YOUR OBJECTIVE:
Give back the full material, exactly as it reads.

** BEGIN EXCERPTED DATA **

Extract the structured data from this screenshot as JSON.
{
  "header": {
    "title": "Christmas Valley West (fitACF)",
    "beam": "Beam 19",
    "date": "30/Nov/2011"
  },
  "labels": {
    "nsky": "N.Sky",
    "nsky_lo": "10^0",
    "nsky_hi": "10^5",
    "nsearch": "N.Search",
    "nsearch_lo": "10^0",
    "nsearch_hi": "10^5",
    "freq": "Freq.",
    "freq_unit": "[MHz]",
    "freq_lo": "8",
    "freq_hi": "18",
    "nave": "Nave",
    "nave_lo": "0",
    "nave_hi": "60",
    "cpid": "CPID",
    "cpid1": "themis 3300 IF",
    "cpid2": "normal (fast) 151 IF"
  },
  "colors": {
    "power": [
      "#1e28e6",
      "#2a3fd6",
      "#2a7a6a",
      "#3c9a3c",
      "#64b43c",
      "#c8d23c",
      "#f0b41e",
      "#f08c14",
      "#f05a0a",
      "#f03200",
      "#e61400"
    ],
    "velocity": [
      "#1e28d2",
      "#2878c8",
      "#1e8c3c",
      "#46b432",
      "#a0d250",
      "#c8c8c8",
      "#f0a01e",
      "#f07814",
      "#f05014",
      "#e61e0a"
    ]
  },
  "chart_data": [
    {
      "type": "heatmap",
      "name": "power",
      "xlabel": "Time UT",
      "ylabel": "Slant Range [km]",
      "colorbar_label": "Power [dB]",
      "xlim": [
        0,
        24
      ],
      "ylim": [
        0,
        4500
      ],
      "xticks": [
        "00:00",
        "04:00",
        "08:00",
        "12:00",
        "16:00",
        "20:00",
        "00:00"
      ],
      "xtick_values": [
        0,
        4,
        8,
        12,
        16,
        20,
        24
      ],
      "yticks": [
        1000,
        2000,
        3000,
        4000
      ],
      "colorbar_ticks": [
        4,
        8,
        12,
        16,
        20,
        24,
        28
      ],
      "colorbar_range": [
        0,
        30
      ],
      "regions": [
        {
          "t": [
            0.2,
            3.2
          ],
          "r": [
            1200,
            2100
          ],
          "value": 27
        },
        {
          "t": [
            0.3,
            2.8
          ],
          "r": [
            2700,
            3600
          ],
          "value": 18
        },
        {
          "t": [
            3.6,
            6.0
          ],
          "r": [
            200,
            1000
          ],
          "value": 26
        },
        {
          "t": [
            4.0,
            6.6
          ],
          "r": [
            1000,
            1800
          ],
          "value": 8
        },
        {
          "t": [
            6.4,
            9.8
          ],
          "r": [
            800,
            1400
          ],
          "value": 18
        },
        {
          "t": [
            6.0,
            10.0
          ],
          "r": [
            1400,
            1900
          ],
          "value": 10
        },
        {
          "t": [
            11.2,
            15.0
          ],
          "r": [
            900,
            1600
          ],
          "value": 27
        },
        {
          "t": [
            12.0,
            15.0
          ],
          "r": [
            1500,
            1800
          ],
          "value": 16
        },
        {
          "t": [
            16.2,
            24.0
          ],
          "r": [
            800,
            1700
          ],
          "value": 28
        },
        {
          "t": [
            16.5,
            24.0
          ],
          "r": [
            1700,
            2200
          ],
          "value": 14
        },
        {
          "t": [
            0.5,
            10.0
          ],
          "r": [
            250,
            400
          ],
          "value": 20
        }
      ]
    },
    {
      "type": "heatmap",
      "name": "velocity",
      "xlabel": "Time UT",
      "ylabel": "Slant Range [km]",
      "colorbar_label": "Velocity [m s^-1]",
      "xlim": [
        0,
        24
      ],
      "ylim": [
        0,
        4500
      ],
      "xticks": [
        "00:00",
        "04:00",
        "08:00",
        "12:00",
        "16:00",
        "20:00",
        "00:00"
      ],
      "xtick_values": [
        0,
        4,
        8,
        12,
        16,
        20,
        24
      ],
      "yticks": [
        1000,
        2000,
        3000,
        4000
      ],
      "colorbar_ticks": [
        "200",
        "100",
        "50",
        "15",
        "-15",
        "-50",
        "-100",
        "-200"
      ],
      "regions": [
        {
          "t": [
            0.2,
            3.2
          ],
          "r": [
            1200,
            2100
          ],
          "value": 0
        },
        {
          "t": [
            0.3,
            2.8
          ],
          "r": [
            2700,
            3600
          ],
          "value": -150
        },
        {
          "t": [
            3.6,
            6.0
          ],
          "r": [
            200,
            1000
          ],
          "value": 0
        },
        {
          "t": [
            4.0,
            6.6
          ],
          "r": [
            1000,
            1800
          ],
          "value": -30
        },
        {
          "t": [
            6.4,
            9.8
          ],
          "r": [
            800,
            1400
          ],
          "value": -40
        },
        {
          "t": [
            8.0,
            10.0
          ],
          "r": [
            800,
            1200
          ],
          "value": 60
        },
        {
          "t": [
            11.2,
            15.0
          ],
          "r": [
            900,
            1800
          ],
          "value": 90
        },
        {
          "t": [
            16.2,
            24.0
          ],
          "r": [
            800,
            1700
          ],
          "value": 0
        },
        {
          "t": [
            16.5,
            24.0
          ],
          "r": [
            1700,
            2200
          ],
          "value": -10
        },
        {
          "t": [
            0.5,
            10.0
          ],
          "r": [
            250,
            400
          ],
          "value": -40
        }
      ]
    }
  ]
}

** END EXCERPTED DATA **

TASK ANSWER:
Extract the structured data from this screenshot as JSON.
{
  "header": {
    "title": "Christmas Valley West (fitACF)",
    "beam": "Beam 19",
    "date": "30/Nov/2011"
  },
  "labels": {
    "nsky": "N.Sky",
    "nsky_lo": "10^0",
    "nsky_hi": "10^5",
    "nsearch": "N.Search",
    "nsearch_lo": "10^0",
    "nsearch_hi": "10^5",
    "freq": "Freq.",
    "freq_unit": "[MHz]",
    "freq_lo": "8",
    "freq_hi": "18",
    "nave": "Nave",
    "nave_lo": "0",
    "nave_hi": "60",
    "cpid": "CPID",
    "cpid1": "themis 3300 IF",
    "cpid2": "normal (fast) 151 IF"
  },
  "colors": {
    "power": [
      "#1e28e6",
      "#2a3fd6",
      "#2a7a6a",
      "#3c9a3c",
      "#64b43c",
      "#c8d23c",
      "#f0b41e",
      "#f08c14",
      "#f05a0a",
      "#f03200",
      "#e61400"
    ],
    "velocity": [
      "#1e28d2",
      "#2878c8",
      "#1e8c3c",
      "#46b432",
      "#a0d250",
      "#c8c8c8",
      "#f0a01e",
      "#f07814",
      "#f05014",
      "#e61e0a"
    ]
  },
  "chart_data": [
    {
      "type": "heatmap",
      "name": "power",
      "xlabel": "Time UT",
      "ylabel": "Slant Range [km]",
      "colorbar_label": "Power [dB]",
      "xlim": [
        0,
        24
      ],
      "ylim": [
        0,
        4500
      ],
      "xticks": [
        "00:00",
        "04:00",
        "08:00",
        "12:00",
        "16:00",
        "20:00",
        "00:00"
      ],
      "xtick_values": [
        0,
        4,
        8,
        12,
        16,
        20,
        24
      ],
      "yticks": [
        1000,
        2000,
        3000,
        4000
      ],
      "colorbar_ticks": [
        4,
        8,
        12,
        16,
        20,
        24,
        28
      ],
      "colorbar_range": [
        0,
        30
      ],
      "regions": [
        {
          "t": [
            0.2,
            3.2
          ],
          "r": [
            1200,
            2100
          ],
          "value": 27
        },
        {
          "t": [
            0.3,
            2.8
          ],
          "r": [
            2700,
            3600
          ],
          "value": 18
        },
        {
          "t": [
            3.6,
            6.0
          ],
          "r": [
            200,
            1000
          ],
          "value": 26
        },
        {
          "t": [
            4.0,
            6.6
          ],
          "r": [
            1000,
            1800
          ],
          "value": 8
        },
        {
          "t": [
            6.4,
            9.8
          ],
          "r": [
            800,
            1400
          ],
          "value": 18
        },
        {
          "t": [
            6.0,
            10.0
          ],
          "r": [
            1400,
            1900
          ],
          "value": 10
        },
        {
          "t": [
            11.2,
            15.0
          ],
          "r": [
            900,
            1600
          ],
          "value": 27
        },
        {
          "t": [
            12.0,
            15.0
          ],
          "r": [
            1500,
            1800
          ],
          "value": 16
        },
        {
          "t": [
            16.2,
            24.0
          ],
          "r": [
            800,
            1700
          ],
          "value": 28
        },
        {
          "t": [
            16.5,
            24.0
          ],
          "r": [
            1700,
            2200
          ],
          "value": 14
        },
        {
          "t": [
            0.5,
            10.0
          ],
          "r": [
            250,
            400
          ],
          "value": 20
        }
      ]
    },
    {
      "type": "heatmap",
      "name": "velocity",
      "xlabel": "Time UT",
      "ylabel": "Slant Range [km]",
      "colorbar_label": "Velocity [m s^-1]",
      "xlim": [
        0,
        24
      ],
      "ylim": [
        0,
        4500
      ],
      "xticks": [
        "00:00",
        "04:00",
        "08:00",
        "12:00",
        "16:00",
        "20:00",
        "00:00"
      ],
      "xtick_values": [
        0,
        4,
        8,
        12,
        16,
        20,
        24
      ],
      "yticks": [
        1000,
        2000,
        3000,
        4000
      ],
      "colorbar_ticks": [
        "200",
        "100",
        "50",
        "15",
        "-15",
        "-50",
        "-100",
        "-200"
      ],
      "regions": [
        {
          "t": [
            0.2,
            3.2
          ],
          "r": [
            1200,
            2100
          ],
          "value": 0
        },
        {
          "t": [
            0.3,
            2.8
          ],
          "r": [
            2700,
            3600
          ],
          "value": -150
        },
        {
          "t": [
            3.6,
            6.0
          ],
          "r": [
            200,
            1000
          ],
          "value": 0
        },
        {
          "t": [
            4.0,
            6.6
          ],
          "r": [
            1000,
            1800
          ],
          "value": -30
        },
        {
          "t": [
            6.4,
            9.8
          ],
          "r": [
            800,
            1400
          ],
          "value": -40
        },
        {
          "t": [
            8.0,
            10.0
          ],
          "r": [
            800,
            1200
          ],
          "value": 60
        },
        {
          "t": [
            11.2,
            15.0
          ],
          "r": [
            900,
            1800
          ],
          "value": 90
        },
        {
          "t": [
            16.2,
            24.0
          ],
          "r": [
            800,
            1700
          ],
          "value": 0
        },
        {
          "t": [
            16.5,
            24.0
          ],
          "r": [
            1700,
            2200
          ],
          "value": -10
        },
        {
          "t": [
            0.5,
            10.0
          ],
          "r": [
            250,
            400
          ],
          "value": -40
        }
      ]
    }
  ]
}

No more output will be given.